■ GIVEN INSTRUCTION
Pull each line holding the word "práce" from the data.

■ RECORDS TO PROCESS
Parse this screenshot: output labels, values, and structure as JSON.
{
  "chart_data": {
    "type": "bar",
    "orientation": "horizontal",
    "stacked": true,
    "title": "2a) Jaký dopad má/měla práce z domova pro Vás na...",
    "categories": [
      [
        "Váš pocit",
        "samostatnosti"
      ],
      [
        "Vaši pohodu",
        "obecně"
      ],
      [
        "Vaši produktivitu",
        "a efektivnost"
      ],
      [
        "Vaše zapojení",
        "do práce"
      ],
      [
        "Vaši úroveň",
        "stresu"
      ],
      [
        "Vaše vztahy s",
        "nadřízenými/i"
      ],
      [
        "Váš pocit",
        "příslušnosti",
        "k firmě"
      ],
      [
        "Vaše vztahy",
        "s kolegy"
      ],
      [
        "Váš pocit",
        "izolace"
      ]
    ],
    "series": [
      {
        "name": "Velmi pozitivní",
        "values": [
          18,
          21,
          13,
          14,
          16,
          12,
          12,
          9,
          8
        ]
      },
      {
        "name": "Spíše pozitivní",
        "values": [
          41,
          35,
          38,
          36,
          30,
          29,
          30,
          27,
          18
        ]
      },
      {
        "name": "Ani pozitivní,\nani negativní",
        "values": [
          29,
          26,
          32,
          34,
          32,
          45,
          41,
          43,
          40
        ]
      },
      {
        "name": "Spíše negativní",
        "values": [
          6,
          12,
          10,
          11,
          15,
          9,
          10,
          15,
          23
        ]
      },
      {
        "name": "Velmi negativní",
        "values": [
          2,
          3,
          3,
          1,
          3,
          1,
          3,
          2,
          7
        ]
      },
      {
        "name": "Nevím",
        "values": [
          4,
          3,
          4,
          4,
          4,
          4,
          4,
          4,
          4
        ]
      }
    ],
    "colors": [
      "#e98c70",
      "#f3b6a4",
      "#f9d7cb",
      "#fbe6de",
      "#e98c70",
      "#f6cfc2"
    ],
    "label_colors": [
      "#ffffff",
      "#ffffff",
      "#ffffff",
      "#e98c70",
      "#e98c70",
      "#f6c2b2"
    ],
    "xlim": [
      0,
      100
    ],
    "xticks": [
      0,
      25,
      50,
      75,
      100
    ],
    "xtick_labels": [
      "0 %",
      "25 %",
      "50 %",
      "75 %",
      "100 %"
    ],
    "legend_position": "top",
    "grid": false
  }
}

■ RESPONSE TO THIS TASK
    "title": "2a) Jaký dopad má/měla práce z domova pro Vás na...",
        "do práce"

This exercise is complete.